- _Written instruction_
Find every line in the records below that holds the word "JSON", and copy it out.

Dataset records:
^^^^^^^^

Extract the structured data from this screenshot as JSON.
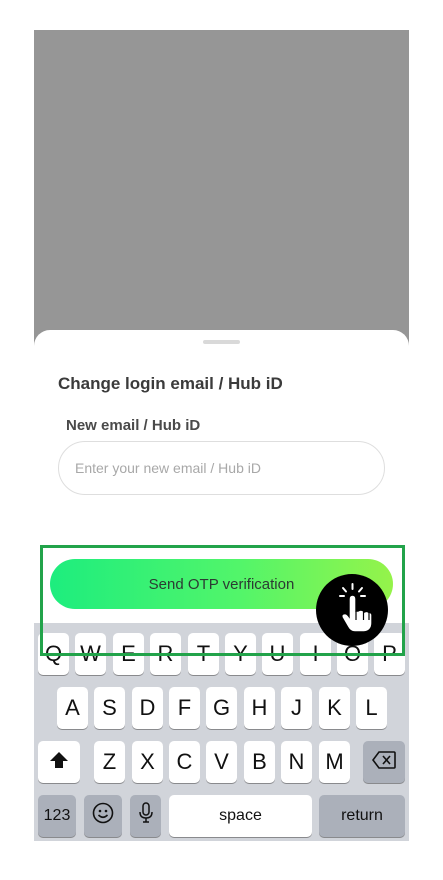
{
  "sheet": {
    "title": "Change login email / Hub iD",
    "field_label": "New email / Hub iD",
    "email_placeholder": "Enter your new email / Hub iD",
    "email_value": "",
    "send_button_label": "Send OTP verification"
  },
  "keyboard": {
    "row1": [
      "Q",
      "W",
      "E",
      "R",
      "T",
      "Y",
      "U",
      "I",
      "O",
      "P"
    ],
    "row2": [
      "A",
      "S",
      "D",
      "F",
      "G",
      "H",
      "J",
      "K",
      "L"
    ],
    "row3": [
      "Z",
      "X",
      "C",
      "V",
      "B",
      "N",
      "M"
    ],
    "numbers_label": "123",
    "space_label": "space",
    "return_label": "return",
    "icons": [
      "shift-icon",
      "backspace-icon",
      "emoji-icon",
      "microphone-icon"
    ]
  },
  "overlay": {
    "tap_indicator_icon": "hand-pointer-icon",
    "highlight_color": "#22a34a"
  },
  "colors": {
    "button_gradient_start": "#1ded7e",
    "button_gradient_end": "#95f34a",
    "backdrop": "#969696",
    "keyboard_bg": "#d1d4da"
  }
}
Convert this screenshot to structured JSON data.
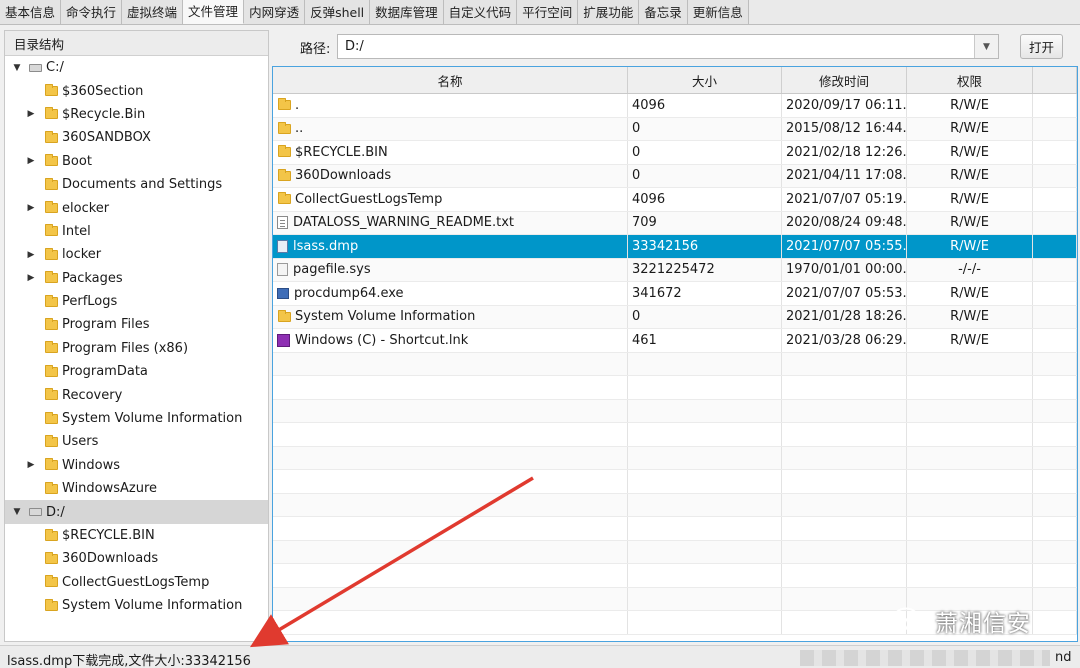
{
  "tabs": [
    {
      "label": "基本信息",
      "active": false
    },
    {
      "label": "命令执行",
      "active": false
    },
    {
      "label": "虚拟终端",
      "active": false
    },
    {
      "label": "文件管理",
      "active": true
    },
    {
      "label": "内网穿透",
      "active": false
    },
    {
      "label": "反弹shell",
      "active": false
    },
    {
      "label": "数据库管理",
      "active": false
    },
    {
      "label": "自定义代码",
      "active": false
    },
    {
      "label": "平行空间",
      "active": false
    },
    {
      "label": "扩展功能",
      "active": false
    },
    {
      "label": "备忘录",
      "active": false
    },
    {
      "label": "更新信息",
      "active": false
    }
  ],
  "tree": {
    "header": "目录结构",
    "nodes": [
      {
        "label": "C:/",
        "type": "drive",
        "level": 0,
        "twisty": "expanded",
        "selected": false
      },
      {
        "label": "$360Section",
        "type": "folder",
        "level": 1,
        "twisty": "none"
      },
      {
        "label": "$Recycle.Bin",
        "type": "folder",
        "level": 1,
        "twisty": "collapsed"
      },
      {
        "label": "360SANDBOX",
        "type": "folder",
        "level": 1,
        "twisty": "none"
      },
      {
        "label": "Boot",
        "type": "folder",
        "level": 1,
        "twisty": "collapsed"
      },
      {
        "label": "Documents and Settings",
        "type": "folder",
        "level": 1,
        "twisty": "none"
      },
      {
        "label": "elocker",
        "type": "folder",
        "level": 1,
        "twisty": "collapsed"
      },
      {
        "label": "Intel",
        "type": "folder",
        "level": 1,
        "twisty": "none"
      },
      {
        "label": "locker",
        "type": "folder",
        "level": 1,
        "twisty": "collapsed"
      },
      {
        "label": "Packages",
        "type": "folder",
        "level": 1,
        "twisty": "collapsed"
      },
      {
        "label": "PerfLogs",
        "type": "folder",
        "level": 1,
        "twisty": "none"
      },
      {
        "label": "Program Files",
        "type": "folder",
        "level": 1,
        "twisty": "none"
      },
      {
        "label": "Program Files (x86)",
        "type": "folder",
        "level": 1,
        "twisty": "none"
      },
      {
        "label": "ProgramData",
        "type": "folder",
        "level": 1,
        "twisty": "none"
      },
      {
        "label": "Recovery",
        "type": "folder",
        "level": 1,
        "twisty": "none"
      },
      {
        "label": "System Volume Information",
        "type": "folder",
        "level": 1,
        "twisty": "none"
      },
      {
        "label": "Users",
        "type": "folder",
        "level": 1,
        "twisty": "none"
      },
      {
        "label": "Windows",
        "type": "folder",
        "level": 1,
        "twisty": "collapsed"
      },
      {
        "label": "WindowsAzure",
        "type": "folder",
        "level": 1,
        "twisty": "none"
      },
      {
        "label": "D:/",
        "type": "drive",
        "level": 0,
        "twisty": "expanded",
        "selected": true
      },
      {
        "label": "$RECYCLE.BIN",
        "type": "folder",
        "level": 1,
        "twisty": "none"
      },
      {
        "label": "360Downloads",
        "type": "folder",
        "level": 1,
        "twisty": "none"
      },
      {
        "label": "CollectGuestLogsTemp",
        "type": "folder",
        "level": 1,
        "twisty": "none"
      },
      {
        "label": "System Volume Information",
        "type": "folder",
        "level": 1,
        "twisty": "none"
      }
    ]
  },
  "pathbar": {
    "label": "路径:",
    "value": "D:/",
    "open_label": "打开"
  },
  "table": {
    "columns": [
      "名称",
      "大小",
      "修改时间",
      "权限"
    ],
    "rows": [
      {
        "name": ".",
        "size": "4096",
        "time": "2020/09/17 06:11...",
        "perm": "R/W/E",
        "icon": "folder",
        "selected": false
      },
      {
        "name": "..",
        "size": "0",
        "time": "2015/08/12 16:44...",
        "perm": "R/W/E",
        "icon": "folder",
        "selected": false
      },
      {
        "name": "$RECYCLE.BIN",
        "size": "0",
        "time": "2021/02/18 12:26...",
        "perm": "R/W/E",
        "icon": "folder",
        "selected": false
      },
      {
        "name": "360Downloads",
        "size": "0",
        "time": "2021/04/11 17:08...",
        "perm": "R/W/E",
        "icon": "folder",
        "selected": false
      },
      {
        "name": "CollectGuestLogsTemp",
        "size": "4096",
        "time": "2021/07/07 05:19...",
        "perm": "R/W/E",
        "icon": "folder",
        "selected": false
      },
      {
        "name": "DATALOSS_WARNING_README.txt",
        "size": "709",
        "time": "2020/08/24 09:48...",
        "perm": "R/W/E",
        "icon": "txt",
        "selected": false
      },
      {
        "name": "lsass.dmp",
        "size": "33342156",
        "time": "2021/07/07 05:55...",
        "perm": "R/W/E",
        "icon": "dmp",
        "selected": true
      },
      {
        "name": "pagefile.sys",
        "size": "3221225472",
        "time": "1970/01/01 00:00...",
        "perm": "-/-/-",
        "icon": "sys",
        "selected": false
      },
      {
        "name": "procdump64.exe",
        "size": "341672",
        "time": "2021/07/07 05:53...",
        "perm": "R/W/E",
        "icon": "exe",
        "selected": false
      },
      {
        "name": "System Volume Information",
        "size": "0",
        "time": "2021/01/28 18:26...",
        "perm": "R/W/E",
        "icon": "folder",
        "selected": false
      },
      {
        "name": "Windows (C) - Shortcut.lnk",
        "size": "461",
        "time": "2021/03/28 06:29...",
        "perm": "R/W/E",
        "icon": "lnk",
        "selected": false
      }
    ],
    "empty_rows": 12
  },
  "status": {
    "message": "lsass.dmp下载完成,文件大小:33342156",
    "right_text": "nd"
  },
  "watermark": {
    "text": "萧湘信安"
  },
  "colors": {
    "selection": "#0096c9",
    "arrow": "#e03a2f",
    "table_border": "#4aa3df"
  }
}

^^^^^^^^

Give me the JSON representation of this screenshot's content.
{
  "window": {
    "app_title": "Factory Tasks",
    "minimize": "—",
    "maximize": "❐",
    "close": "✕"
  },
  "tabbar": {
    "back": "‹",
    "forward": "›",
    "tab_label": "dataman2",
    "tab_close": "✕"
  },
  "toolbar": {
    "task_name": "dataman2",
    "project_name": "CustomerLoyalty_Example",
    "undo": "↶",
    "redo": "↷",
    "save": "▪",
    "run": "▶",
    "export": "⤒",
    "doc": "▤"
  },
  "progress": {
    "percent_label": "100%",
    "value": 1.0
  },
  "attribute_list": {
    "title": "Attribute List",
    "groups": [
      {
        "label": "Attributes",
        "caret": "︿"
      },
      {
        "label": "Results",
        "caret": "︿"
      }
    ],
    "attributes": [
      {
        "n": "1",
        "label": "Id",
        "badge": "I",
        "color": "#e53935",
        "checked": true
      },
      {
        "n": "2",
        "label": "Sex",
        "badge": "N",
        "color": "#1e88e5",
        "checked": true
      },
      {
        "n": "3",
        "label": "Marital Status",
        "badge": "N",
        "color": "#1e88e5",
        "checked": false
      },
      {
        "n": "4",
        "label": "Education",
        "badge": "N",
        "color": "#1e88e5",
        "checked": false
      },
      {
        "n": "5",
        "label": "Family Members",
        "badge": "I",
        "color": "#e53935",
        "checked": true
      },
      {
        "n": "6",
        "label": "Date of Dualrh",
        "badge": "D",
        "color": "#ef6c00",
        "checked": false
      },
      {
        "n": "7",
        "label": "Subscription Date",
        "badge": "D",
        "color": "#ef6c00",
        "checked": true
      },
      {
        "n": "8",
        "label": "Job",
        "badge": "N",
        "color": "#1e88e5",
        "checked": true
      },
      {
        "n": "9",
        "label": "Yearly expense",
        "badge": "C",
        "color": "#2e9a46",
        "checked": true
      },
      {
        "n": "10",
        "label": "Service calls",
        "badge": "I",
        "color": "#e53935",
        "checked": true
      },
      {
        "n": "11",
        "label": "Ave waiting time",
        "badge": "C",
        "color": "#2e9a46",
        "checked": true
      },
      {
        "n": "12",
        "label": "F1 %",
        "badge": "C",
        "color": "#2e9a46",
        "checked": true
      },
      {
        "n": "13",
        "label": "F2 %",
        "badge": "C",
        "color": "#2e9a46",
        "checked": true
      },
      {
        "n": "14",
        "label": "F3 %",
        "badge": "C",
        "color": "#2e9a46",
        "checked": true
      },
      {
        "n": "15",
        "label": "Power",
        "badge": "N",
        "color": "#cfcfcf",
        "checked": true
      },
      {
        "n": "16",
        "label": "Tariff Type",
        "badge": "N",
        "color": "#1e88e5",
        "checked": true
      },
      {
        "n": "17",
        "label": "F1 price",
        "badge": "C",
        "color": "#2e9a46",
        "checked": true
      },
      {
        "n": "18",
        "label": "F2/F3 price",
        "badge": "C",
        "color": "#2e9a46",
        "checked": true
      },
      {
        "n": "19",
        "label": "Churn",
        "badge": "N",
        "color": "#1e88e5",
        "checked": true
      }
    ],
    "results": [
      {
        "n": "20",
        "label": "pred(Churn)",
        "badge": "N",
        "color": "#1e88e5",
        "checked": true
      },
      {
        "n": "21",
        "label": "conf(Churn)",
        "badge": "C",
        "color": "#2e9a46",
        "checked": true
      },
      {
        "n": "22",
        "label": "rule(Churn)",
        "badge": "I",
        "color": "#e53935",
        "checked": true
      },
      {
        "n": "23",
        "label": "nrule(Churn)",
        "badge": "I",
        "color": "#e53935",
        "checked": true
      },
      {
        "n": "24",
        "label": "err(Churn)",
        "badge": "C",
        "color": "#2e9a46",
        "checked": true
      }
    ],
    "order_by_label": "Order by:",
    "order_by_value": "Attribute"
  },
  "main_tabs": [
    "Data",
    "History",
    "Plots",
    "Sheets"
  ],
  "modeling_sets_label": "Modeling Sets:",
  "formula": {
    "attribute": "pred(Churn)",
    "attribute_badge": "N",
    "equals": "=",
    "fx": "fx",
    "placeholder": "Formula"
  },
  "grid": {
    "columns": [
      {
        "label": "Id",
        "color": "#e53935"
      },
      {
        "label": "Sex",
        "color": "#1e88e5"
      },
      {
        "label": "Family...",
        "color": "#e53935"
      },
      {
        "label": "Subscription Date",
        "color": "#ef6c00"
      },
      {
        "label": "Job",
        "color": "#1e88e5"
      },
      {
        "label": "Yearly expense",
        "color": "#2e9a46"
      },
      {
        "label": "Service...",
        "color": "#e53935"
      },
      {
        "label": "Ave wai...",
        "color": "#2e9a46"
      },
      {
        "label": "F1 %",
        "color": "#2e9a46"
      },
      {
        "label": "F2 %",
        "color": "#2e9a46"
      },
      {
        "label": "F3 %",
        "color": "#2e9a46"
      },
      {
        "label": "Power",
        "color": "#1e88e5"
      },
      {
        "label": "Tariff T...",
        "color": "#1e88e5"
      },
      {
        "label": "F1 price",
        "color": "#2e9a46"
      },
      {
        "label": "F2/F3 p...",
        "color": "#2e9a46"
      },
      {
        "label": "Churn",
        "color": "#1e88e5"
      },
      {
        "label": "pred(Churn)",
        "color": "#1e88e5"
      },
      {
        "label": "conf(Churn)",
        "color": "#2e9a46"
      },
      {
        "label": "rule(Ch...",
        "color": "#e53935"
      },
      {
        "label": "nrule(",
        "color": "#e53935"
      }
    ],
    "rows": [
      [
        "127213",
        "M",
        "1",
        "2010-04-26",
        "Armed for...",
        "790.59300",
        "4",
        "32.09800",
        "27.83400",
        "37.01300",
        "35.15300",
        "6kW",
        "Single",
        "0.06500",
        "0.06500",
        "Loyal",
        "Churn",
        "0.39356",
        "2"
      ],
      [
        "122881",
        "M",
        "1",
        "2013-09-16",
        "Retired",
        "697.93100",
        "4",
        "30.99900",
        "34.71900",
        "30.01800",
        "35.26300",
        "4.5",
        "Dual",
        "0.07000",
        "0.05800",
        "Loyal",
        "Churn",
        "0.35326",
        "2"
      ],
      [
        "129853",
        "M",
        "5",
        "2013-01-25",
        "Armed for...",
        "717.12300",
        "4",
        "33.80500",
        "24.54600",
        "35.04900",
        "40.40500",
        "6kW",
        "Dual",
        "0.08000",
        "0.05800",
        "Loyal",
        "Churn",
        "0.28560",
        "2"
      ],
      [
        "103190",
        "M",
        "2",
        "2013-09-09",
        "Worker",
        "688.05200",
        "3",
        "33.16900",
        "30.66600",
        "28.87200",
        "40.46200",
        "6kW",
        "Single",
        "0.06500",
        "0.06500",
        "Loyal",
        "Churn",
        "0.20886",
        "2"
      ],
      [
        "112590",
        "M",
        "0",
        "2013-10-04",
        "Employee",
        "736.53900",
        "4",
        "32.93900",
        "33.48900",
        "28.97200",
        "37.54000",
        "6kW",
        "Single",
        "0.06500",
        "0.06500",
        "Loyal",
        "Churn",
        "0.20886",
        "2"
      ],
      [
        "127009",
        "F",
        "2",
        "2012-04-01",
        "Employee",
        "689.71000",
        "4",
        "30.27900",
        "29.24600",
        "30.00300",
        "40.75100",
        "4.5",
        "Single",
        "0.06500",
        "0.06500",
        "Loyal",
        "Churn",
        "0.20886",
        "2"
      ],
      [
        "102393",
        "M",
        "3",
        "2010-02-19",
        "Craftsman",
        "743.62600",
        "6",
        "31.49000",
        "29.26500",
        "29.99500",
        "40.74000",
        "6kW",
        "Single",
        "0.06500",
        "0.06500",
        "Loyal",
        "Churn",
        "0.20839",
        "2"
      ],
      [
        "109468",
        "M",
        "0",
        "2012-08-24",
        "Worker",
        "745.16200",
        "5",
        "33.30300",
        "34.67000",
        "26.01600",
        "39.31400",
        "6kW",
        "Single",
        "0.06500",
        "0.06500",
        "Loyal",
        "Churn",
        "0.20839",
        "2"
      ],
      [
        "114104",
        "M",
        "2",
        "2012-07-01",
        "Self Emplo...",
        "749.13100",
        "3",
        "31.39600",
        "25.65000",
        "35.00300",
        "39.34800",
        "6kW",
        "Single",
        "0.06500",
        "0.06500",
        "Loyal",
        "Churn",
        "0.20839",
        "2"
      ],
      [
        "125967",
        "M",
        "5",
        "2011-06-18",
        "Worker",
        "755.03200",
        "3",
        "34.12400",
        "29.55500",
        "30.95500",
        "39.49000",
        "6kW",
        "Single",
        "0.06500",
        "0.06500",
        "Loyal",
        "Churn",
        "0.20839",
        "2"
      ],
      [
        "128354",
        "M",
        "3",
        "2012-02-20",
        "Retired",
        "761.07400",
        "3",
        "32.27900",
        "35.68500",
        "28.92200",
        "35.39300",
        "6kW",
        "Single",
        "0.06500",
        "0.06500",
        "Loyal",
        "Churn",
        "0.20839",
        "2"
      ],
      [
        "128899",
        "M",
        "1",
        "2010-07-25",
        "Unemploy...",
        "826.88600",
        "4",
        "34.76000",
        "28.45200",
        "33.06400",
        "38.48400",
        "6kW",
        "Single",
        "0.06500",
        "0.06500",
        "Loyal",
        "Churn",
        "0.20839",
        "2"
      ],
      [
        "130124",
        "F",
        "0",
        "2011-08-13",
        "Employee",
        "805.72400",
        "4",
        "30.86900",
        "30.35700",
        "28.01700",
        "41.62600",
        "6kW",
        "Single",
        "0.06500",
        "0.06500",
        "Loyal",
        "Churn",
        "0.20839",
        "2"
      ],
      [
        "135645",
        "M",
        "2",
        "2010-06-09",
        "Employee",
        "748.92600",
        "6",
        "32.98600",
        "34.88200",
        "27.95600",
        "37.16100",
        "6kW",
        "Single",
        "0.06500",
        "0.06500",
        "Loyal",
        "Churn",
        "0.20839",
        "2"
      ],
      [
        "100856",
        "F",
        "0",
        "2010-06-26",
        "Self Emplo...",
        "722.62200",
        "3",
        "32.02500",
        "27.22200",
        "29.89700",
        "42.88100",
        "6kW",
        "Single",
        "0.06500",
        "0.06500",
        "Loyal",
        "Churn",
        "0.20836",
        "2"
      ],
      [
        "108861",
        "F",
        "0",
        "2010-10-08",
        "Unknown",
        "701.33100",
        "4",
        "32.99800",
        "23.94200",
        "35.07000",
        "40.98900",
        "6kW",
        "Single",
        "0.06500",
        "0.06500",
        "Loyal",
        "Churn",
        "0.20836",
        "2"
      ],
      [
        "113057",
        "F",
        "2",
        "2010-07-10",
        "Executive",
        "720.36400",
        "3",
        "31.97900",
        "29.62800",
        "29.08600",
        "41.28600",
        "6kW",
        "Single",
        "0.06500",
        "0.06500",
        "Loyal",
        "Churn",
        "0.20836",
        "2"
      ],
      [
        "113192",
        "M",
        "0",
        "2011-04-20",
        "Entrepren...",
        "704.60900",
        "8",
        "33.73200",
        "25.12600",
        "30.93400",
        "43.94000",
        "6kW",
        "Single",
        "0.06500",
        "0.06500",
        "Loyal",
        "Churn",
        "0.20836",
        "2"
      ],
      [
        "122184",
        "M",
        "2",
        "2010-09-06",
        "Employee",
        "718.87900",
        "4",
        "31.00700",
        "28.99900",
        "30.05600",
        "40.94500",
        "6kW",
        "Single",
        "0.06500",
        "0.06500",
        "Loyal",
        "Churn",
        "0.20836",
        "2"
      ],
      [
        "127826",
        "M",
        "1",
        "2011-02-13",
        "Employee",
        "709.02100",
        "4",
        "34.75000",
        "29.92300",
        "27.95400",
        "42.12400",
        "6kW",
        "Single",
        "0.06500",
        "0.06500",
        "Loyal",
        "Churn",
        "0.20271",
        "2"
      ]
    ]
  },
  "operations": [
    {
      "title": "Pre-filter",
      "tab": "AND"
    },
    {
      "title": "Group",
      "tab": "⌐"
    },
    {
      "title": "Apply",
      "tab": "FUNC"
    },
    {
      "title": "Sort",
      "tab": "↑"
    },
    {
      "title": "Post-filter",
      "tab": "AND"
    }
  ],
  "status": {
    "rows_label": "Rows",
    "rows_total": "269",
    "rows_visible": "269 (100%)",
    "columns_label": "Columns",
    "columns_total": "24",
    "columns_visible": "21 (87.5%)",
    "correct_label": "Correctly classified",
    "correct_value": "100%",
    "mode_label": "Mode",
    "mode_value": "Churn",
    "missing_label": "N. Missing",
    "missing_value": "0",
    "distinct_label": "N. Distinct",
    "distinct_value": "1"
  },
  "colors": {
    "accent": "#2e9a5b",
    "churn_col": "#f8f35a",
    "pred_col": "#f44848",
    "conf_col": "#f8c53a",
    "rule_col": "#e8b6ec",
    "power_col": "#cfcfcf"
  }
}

^^^^^^^^

- _Task output_
Extract the structured data from this screenshot as JSON.
Convert this screenshot to structured JSON data.
Give me the JSON representation of this screenshot's content.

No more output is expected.